» INSTRUCTIONS FOR THE TASK
Every line of the listing must be reproduced as it stands. Leave the images behind.

— Begin DATASET —

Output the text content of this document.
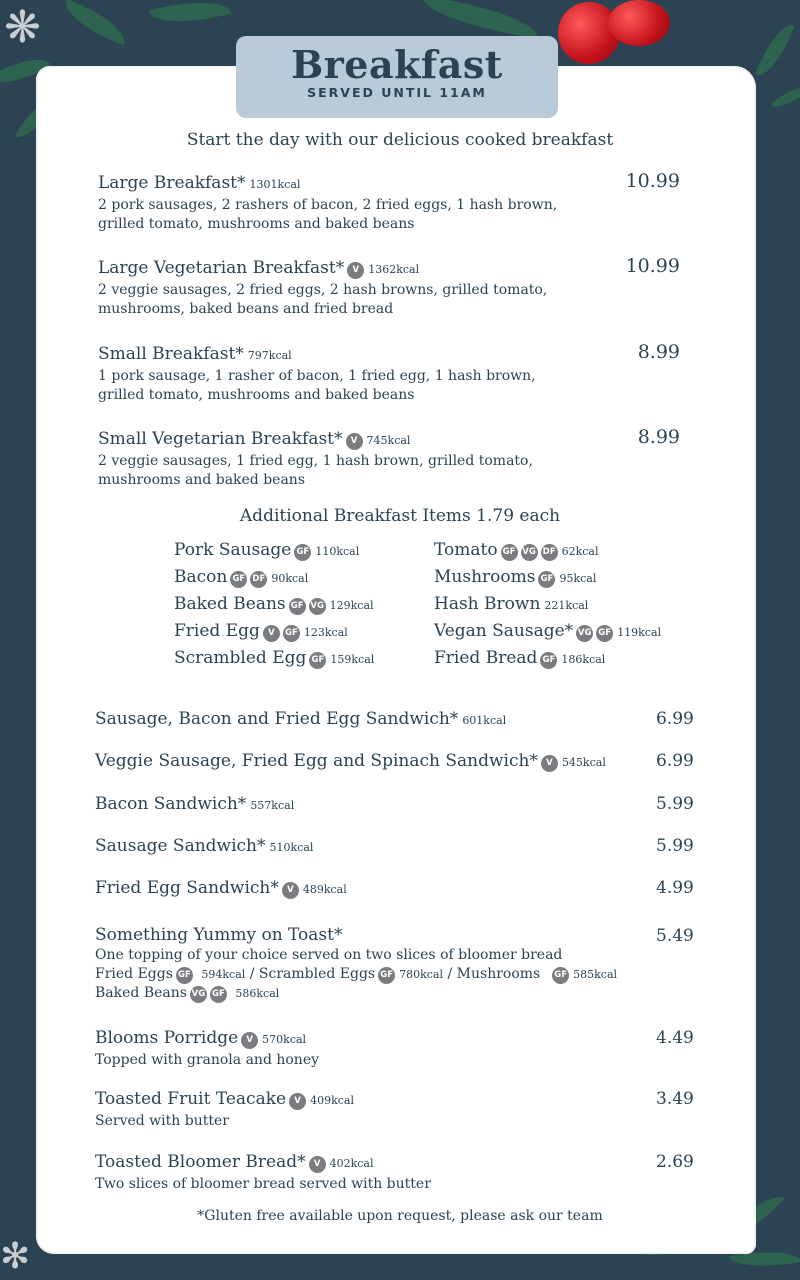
❋
✻
Breakfast
SERVED UNTIL 11AM
Start the day with our delicious cooked breakfast
Large Breakfast* 1301kcal
2 pork sausages, 2 rashers of bacon, 2 fried eggs, 1 hash brown,
grilled tomato, mushrooms and baked beans
10.99
Large Vegetarian Breakfast* V 1362kcal
2 veggie sausages, 2 fried eggs, 2 hash browns, grilled tomato,
mushrooms, baked beans and fried bread
10.99
Small Breakfast* 797kcal
1 pork sausage, 1 rasher of bacon, 1 fried egg, 1 hash brown,
grilled tomato, mushrooms and baked beans
8.99
Small Vegetarian Breakfast* V 745kcal
2 veggie sausages, 1 fried egg, 1 hash brown, grilled tomato,
mushrooms and baked beans
8.99
Additional Breakfast Items 1.79 each
Pork Sausage GF 110kcal
Bacon GF DF 90kcal
Baked Beans GF VG 129kcal
Fried Egg V GF 123kcal
Scrambled Egg GF 159kcal
Tomato GF VG DF 62kcal
Mushrooms GF 95kcal
Hash Brown 221kcal
Vegan Sausage* VG GF 119kcal
Fried Bread GF 186kcal
Sausage, Bacon and Fried Egg Sandwich* 601kcal	6.99
Veggie Sausage, Fried Egg and Spinach Sandwich* V 545kcal	6.99
Bacon Sandwich* 557kcal	5.99
Sausage Sandwich* 510kcal	5.99
Fried Egg Sandwich* V 489kcal	4.99
Something Yummy on Toast*
One topping of your choice served on two slices of bloomer bread
Fried Eggs GF 594kcal / Scrambled Eggs GF 780kcal / Mushrooms GF 585kcal
Baked Beans VG GF 586kcal
5.49
Blooms Porridge V 570kcal
Topped with granola and honey
4.49
Toasted Fruit Teacake V 409kcal
Served with butter
3.49
Toasted Bloomer Bread* V 402kcal
Two slices of bloomer bread served with butter
2.69
*Gluten free available upon request, please ask our team
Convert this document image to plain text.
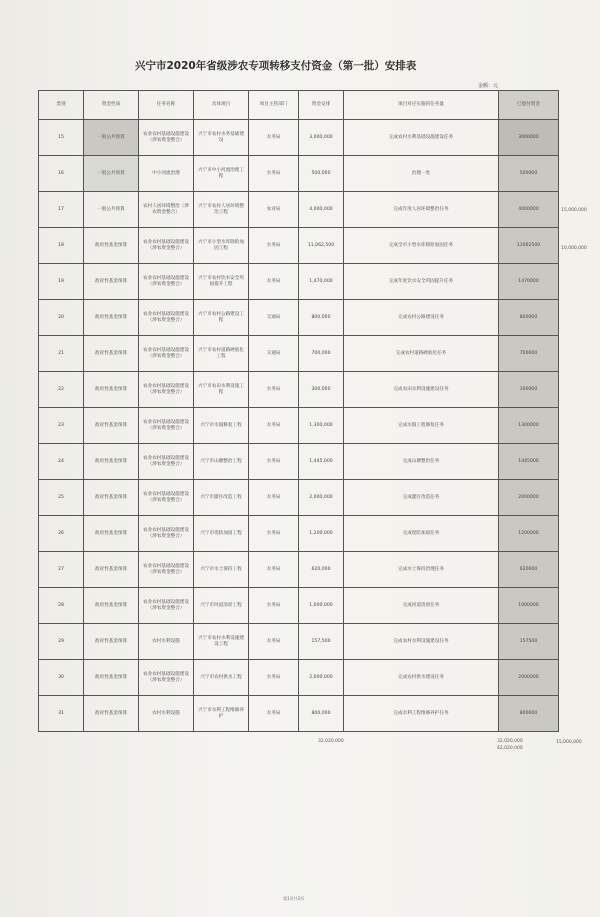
兴宁市2020年省级涉农专项转移支付资金（第一批）安排表
金额：元
类别	资金性质	任务名称	具体项目	项目主管部门	资金安排	项目对应实施的任务量	已拨付资金
15	一般公共预算	农业农村基础设施建设（涉农资金整合）	兴宁市农村水务基础建设	水务局	3,000,000	完成农村水利基础设施建设任务	3000000
16	一般公共预算	中小河流治理	兴宁市中小河流治理工程	水务局	500,000	治理一处	500000
17	一般公共预算	农村人居环境整治（涉农资金整合）	兴宁市农村人居环境整治工程	农业局	4,000,000	完成年度人居环境整治任务	4000000
18	政府性基金预算	农业农村基础设施建设（涉农资金整合）	兴宁市小型水库除险加固工程	水务局	11,062,500	完成全市小型水库除险加固任务	11062500
19	政府性基金预算	农业农村基础设施建设（涉农资金整合）	兴宁市农村饮水安全巩固提升工程	水务局	1,470,000	完成年度饮水安全巩固提升任务	1470000
20	政府性基金预算	农业农村基础设施建设（涉农资金整合）	兴宁市农村公路建设工程	交通局	800,000	完成农村公路建设任务	800000
21	政府性基金预算	农业农村基础设施建设（涉农资金整合）	兴宁市农村道路硬底化工程	交通局	700,000	完成农村道路硬底化任务	700000
22	政府性基金预算	农业农村基础设施建设（涉农资金整合）	兴宁市农田水利设施工程	水务局	300,000	完成农田水利设施建设任务	300000
23	政府性基金预算	农业农村基础设施建设（涉农资金整合）	兴宁市水毁修复工程	水务局	1,300,000	完成水毁工程修复任务	1300000
24	政府性基金预算	农业农村基础设施建设（涉农资金整合）	兴宁市山塘整治工程	水务局	1,445,000	完成山塘整治任务	1445000
25	政府性基金预算	农业农村基础设施建设（涉农资金整合）	兴宁市灌区改造工程	水务局	2,000,000	完成灌区改造任务	2000000
26	政府性基金预算	农业农村基础设施建设（涉农资金整合）	兴宁市堤防加固工程	水务局	1,200,000	完成堤防加固任务	1200000
27	政府性基金预算	农业农村基础设施建设（涉农资金整合）	兴宁市水土保持工程	水务局	620,000	完成水土保持治理任务	620000
28	政府性基金预算	农业农村基础设施建设（涉农资金整合）	兴宁市河道清淤工程	水务局	1,000,000	完成河道清淤任务	1000000
29	政府性基金预算	农村水利设施	兴宁市农村水利设施建设工程	水务局	157,500	完成农村水利设施建设任务	157500
30	政府性基金预算	农业农村基础设施建设（涉农资金整合）	兴宁市农村供水工程	水务局	2,000,000	完成农村供水建设任务	2000000
31	政府性基金预算	农村水利设施	兴宁市水利工程维修养护	水务局	800,000	完成水利工程维修养护任务	800000
32,020,000	32,020,000
42,020,000
15,000,000
15,000,000
10,000,000
第1页共3页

— End DATASET —

» EXPECTED ANSWER
Output the text content of this document.
❋
✻
Breakfast
SERVED UNTIL 11AM
Start the day with our delicious cooked breakfast
Large Breakfast* 1301kcal
2 pork sausages, 2 rashers of bacon, 2 fried eggs, 1 hash brown,
grilled tomato, mushrooms and baked beans
10.99
Large Vegetarian Breakfast* V 1362kcal
2 veggie sausages, 2 fried eggs, 2 hash browns, grilled tomato,
mushrooms, baked beans and fried bread
10.99
Small Breakfast* 797kcal
1 pork sausage, 1 rasher of bacon, 1 fried egg, 1 hash brown,
grilled tomato, mushrooms and baked beans
8.99
Small Vegetarian Breakfast* V 745kcal
2 veggie sausages, 1 fried egg, 1 hash brown, grilled tomato,
mushrooms and baked beans
8.99
Additional Breakfast Items 1.79 each
Pork Sausage GF 110kcal
Bacon GF DF 90kcal
Baked Beans GF VG 129kcal
Fried Egg V GF 123kcal
Scrambled Egg GF 159kcal
Tomato GF VG DF 62kcal
Mushrooms GF 95kcal
Hash Brown 221kcal
Vegan Sausage* VG GF 119kcal
Fried Bread GF 186kcal
Sausage, Bacon and Fried Egg Sandwich* 601kcal	6.99
Veggie Sausage, Fried Egg and Spinach Sandwich* V 545kcal	6.99
Bacon Sandwich* 557kcal	5.99
Sausage Sandwich* 510kcal	5.99
Fried Egg Sandwich* V 489kcal	4.99
Something Yummy on Toast*
One topping of your choice served on two slices of bloomer bread
Fried Eggs GF 594kcal / Scrambled Eggs GF 780kcal / Mushrooms GF 585kcal
Baked Beans VG GF 586kcal
5.49
Blooms Porridge V 570kcal
Topped with granola and honey
4.49
Toasted Fruit Teacake V 409kcal
Served with butter
3.49
Toasted Bloomer Bread* V 402kcal
Two slices of bloomer bread served with butter
2.69
*Gluten free available upon request, please ask our team
Convert this document image to plain text.
兴宁市2020年省级涉农专项转移支付资金（第一批）安排表
金额：元
类别	资金性质	任务名称	具体项目	项目主管部门	资金安排	项目对应实施的任务量	已拨付资金
15	一般公共预算	农业农村基础设施建设（涉农资金整合）	兴宁市农村水务基础建设	水务局	3,000,000	完成农村水利基础设施建设任务	3000000
16	一般公共预算	中小河流治理	兴宁市中小河流治理工程	水务局	500,000	治理一处	500000
17	一般公共预算	农村人居环境整治（涉农资金整合）	兴宁市农村人居环境整治工程	农业局	4,000,000	完成年度人居环境整治任务	4000000
18	政府性基金预算	农业农村基础设施建设（涉农资金整合）	兴宁市小型水库除险加固工程	水务局	11,062,500	完成全市小型水库除险加固任务	11062500
19	政府性基金预算	农业农村基础设施建设（涉农资金整合）	兴宁市农村饮水安全巩固提升工程	水务局	1,470,000	完成年度饮水安全巩固提升任务	1470000
20	政府性基金预算	农业农村基础设施建设（涉农资金整合）	兴宁市农村公路建设工程	交通局	800,000	完成农村公路建设任务	800000
21	政府性基金预算	农业农村基础设施建设（涉农资金整合）	兴宁市农村道路硬底化工程	交通局	700,000	完成农村道路硬底化任务	700000
22	政府性基金预算	农业农村基础设施建设（涉农资金整合）	兴宁市农田水利设施工程	水务局	300,000	完成农田水利设施建设任务	300000
23	政府性基金预算	农业农村基础设施建设（涉农资金整合）	兴宁市水毁修复工程	水务局	1,300,000	完成水毁工程修复任务	1300000
24	政府性基金预算	农业农村基础设施建设（涉农资金整合）	兴宁市山塘整治工程	水务局	1,445,000	完成山塘整治任务	1445000
25	政府性基金预算	农业农村基础设施建设（涉农资金整合）	兴宁市灌区改造工程	水务局	2,000,000	完成灌区改造任务	2000000
26	政府性基金预算	农业农村基础设施建设（涉农资金整合）	兴宁市堤防加固工程	水务局	1,200,000	完成堤防加固任务	1200000
27	政府性基金预算	农业农村基础设施建设（涉农资金整合）	兴宁市水土保持工程	水务局	620,000	完成水土保持治理任务	620000
28	政府性基金预算	农业农村基础设施建设（涉农资金整合）	兴宁市河道清淤工程	水务局	1,000,000	完成河道清淤任务	1000000
29	政府性基金预算	农村水利设施	兴宁市农村水利设施建设工程	水务局	157,500	完成农村水利设施建设任务	157500
30	政府性基金预算	农业农村基础设施建设（涉农资金整合）	兴宁市农村供水工程	水务局	2,000,000	完成农村供水建设任务	2000000
31	政府性基金预算	农村水利设施	兴宁市水利工程维修养护	水务局	800,000	完成水利工程维修养护任务	800000
32,020,000	32,020,000
42,020,000
15,000,000
15,000,000
10,000,000
第1页共3页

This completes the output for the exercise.